─── Raw records ───

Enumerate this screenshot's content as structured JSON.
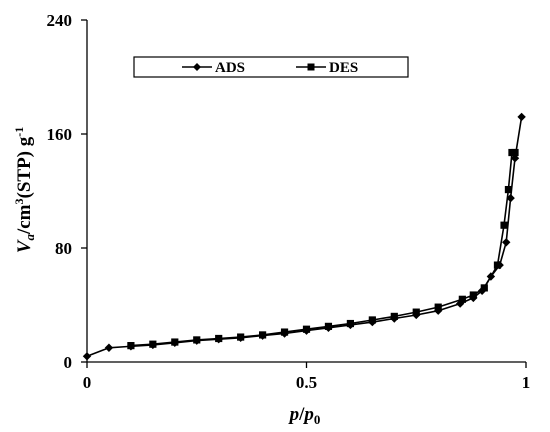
{
  "chart_data": {
    "type": "line",
    "title": "",
    "x": {
      "ticks": [
        "0",
        "0.5",
        "1"
      ],
      "tick_values": [
        0,
        0.5,
        1
      ],
      "lim": [
        0,
        1
      ],
      "label": {
        "italic": "p",
        "mid": "/",
        "italic2": "p",
        "sub": "0"
      }
    },
    "y": {
      "ticks": [
        "0",
        "80",
        "160",
        "240"
      ],
      "tick_values": [
        0,
        80,
        160,
        240
      ],
      "lim": [
        0,
        240
      ],
      "label": {
        "italic": "V",
        "sub": "a",
        "mid": "/cm",
        "sup": "3",
        "tail": "(STP) g",
        "sup2": "-1"
      }
    },
    "grid": false,
    "legend": {
      "placement": "top-center",
      "boxed": true
    },
    "series": [
      {
        "name": "ADS",
        "marker": "diamond",
        "color": "#000000",
        "x": [
          0.0,
          0.05,
          0.1,
          0.15,
          0.2,
          0.25,
          0.3,
          0.35,
          0.4,
          0.45,
          0.5,
          0.55,
          0.6,
          0.65,
          0.7,
          0.75,
          0.8,
          0.85,
          0.88,
          0.9,
          0.92,
          0.94,
          0.955,
          0.965,
          0.975,
          0.99
        ],
        "y": [
          4,
          10,
          11,
          12,
          13.5,
          15,
          16,
          17,
          18.5,
          20,
          22,
          24,
          26,
          28,
          30.5,
          33,
          36,
          41,
          45,
          50,
          60,
          68,
          84,
          115,
          143,
          172
        ]
      },
      {
        "name": "DES",
        "marker": "square",
        "color": "#000000",
        "x": [
          0.1,
          0.15,
          0.2,
          0.25,
          0.3,
          0.35,
          0.4,
          0.45,
          0.5,
          0.55,
          0.6,
          0.65,
          0.7,
          0.75,
          0.8,
          0.855,
          0.88,
          0.905,
          0.935,
          0.95,
          0.96,
          0.968,
          0.975
        ],
        "y": [
          11.5,
          12.5,
          14,
          15.5,
          16.5,
          17.5,
          19,
          21,
          23,
          25,
          27,
          29.5,
          32,
          35,
          38.5,
          44,
          47,
          52,
          68,
          96,
          121,
          147,
          147
        ]
      }
    ]
  }
}
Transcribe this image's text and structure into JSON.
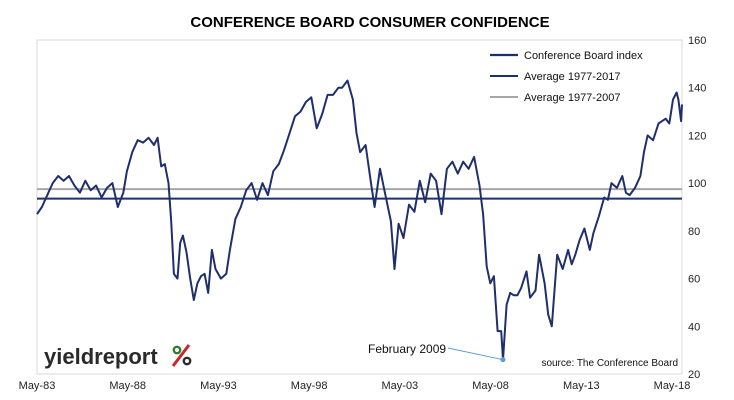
{
  "chart_data": {
    "type": "line",
    "title": "CONFERENCE BOARD CONSUMER CONFIDENCE",
    "xlabel": "",
    "ylabel": "",
    "x_tick_labels": [
      "May-83",
      "May-88",
      "May-93",
      "May-98",
      "May-03",
      "May-08",
      "May-13",
      "May-18"
    ],
    "x_range": [
      1983.33,
      2019.0
    ],
    "y_ticks": [
      20,
      40,
      60,
      80,
      100,
      120,
      140,
      160
    ],
    "ylim": [
      20,
      160
    ],
    "y_axis_side": "right",
    "grid": false,
    "legend_position": "top-right",
    "legend": [
      {
        "label": "Conference Board index",
        "color": "#1f2f6b"
      },
      {
        "label": "Average 1977-2017",
        "color": "#1f2f6b"
      },
      {
        "label": "Average 1977-2007",
        "color": "#a6a6a6"
      }
    ],
    "series": [
      {
        "name": "Conference Board index",
        "color": "#1f2f6b",
        "points": [
          [
            1983.33,
            87
          ],
          [
            1983.6,
            90
          ],
          [
            1983.9,
            95
          ],
          [
            1984.2,
            100
          ],
          [
            1984.5,
            103
          ],
          [
            1984.8,
            101
          ],
          [
            1985.1,
            103
          ],
          [
            1985.4,
            99
          ],
          [
            1985.7,
            96
          ],
          [
            1986.0,
            101
          ],
          [
            1986.3,
            97
          ],
          [
            1986.6,
            99
          ],
          [
            1986.9,
            94
          ],
          [
            1987.2,
            98
          ],
          [
            1987.5,
            100
          ],
          [
            1987.8,
            90
          ],
          [
            1988.1,
            96
          ],
          [
            1988.3,
            105
          ],
          [
            1988.6,
            113
          ],
          [
            1988.9,
            118
          ],
          [
            1989.2,
            117
          ],
          [
            1989.5,
            119
          ],
          [
            1989.8,
            116
          ],
          [
            1990.0,
            119
          ],
          [
            1990.2,
            107
          ],
          [
            1990.4,
            108
          ],
          [
            1990.6,
            100
          ],
          [
            1990.75,
            84
          ],
          [
            1990.9,
            62
          ],
          [
            1991.1,
            60
          ],
          [
            1991.25,
            75
          ],
          [
            1991.4,
            78
          ],
          [
            1991.6,
            71
          ],
          [
            1991.8,
            60
          ],
          [
            1992.0,
            51
          ],
          [
            1992.2,
            58
          ],
          [
            1992.4,
            61
          ],
          [
            1992.6,
            62
          ],
          [
            1992.8,
            54
          ],
          [
            1993.0,
            72
          ],
          [
            1993.2,
            64
          ],
          [
            1993.5,
            60
          ],
          [
            1993.8,
            62
          ],
          [
            1994.0,
            72
          ],
          [
            1994.3,
            85
          ],
          [
            1994.6,
            90
          ],
          [
            1994.9,
            97
          ],
          [
            1995.2,
            100
          ],
          [
            1995.5,
            93
          ],
          [
            1995.8,
            100
          ],
          [
            1996.1,
            95
          ],
          [
            1996.4,
            105
          ],
          [
            1996.7,
            108
          ],
          [
            1997.0,
            114
          ],
          [
            1997.3,
            121
          ],
          [
            1997.6,
            128
          ],
          [
            1997.9,
            130
          ],
          [
            1998.2,
            134
          ],
          [
            1998.5,
            136
          ],
          [
            1998.8,
            123
          ],
          [
            1999.1,
            129
          ],
          [
            1999.4,
            137
          ],
          [
            1999.7,
            137
          ],
          [
            2000.0,
            140
          ],
          [
            2000.2,
            140
          ],
          [
            2000.5,
            143
          ],
          [
            2000.8,
            135
          ],
          [
            2001.0,
            121
          ],
          [
            2001.2,
            113
          ],
          [
            2001.5,
            116
          ],
          [
            2001.8,
            100
          ],
          [
            2002.0,
            90
          ],
          [
            2002.3,
            106
          ],
          [
            2002.6,
            95
          ],
          [
            2002.9,
            84
          ],
          [
            2003.1,
            64
          ],
          [
            2003.33,
            83
          ],
          [
            2003.6,
            77
          ],
          [
            2003.9,
            91
          ],
          [
            2004.2,
            88
          ],
          [
            2004.5,
            101
          ],
          [
            2004.8,
            92
          ],
          [
            2005.1,
            104
          ],
          [
            2005.4,
            101
          ],
          [
            2005.7,
            87
          ],
          [
            2006.0,
            106
          ],
          [
            2006.3,
            109
          ],
          [
            2006.6,
            104
          ],
          [
            2006.9,
            109
          ],
          [
            2007.2,
            106
          ],
          [
            2007.5,
            111
          ],
          [
            2007.8,
            99
          ],
          [
            2008.0,
            87
          ],
          [
            2008.2,
            65
          ],
          [
            2008.4,
            58
          ],
          [
            2008.6,
            61
          ],
          [
            2008.8,
            38
          ],
          [
            2009.0,
            38
          ],
          [
            2009.1,
            26
          ],
          [
            2009.3,
            49
          ],
          [
            2009.5,
            54
          ],
          [
            2009.7,
            53
          ],
          [
            2009.9,
            53
          ],
          [
            2010.1,
            56
          ],
          [
            2010.4,
            63
          ],
          [
            2010.6,
            52
          ],
          [
            2010.9,
            55
          ],
          [
            2011.1,
            70
          ],
          [
            2011.4,
            58
          ],
          [
            2011.6,
            45
          ],
          [
            2011.8,
            40
          ],
          [
            2012.1,
            70
          ],
          [
            2012.4,
            64
          ],
          [
            2012.7,
            72
          ],
          [
            2012.9,
            66
          ],
          [
            2013.1,
            70
          ],
          [
            2013.33,
            76
          ],
          [
            2013.6,
            81
          ],
          [
            2013.9,
            72
          ],
          [
            2014.1,
            79
          ],
          [
            2014.4,
            86
          ],
          [
            2014.7,
            94
          ],
          [
            2014.9,
            93
          ],
          [
            2015.1,
            100
          ],
          [
            2015.4,
            98
          ],
          [
            2015.7,
            103
          ],
          [
            2015.9,
            96
          ],
          [
            2016.1,
            95
          ],
          [
            2016.4,
            98
          ],
          [
            2016.7,
            103
          ],
          [
            2016.9,
            113
          ],
          [
            2017.1,
            120
          ],
          [
            2017.4,
            118
          ],
          [
            2017.7,
            125
          ],
          [
            2017.9,
            126
          ],
          [
            2018.1,
            127
          ],
          [
            2018.3,
            125
          ],
          [
            2018.5,
            135
          ],
          [
            2018.7,
            138
          ],
          [
            2018.8,
            135
          ],
          [
            2018.95,
            126
          ],
          [
            2019.0,
            133
          ]
        ]
      },
      {
        "name": "Average 1977-2017",
        "color": "#1f2f6b",
        "constant": 93.5
      },
      {
        "name": "Average 1977-2007",
        "color": "#a6a6a6",
        "constant": 97.5
      }
    ],
    "annotations": [
      {
        "text": "February 2009",
        "x": 2009.1,
        "y": 26
      }
    ],
    "source": "source: The Conference Board"
  },
  "branding": {
    "logo_text": "yieldreport",
    "logo_symbol": "%",
    "colors": {
      "dark": "#2a2a2a",
      "green": "#2e7d32",
      "red": "#c62828"
    }
  }
}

───

* [Written instruction] Count every line above that holds the string "index" and give the total, nothing more.

* [Solution to the exercise] 2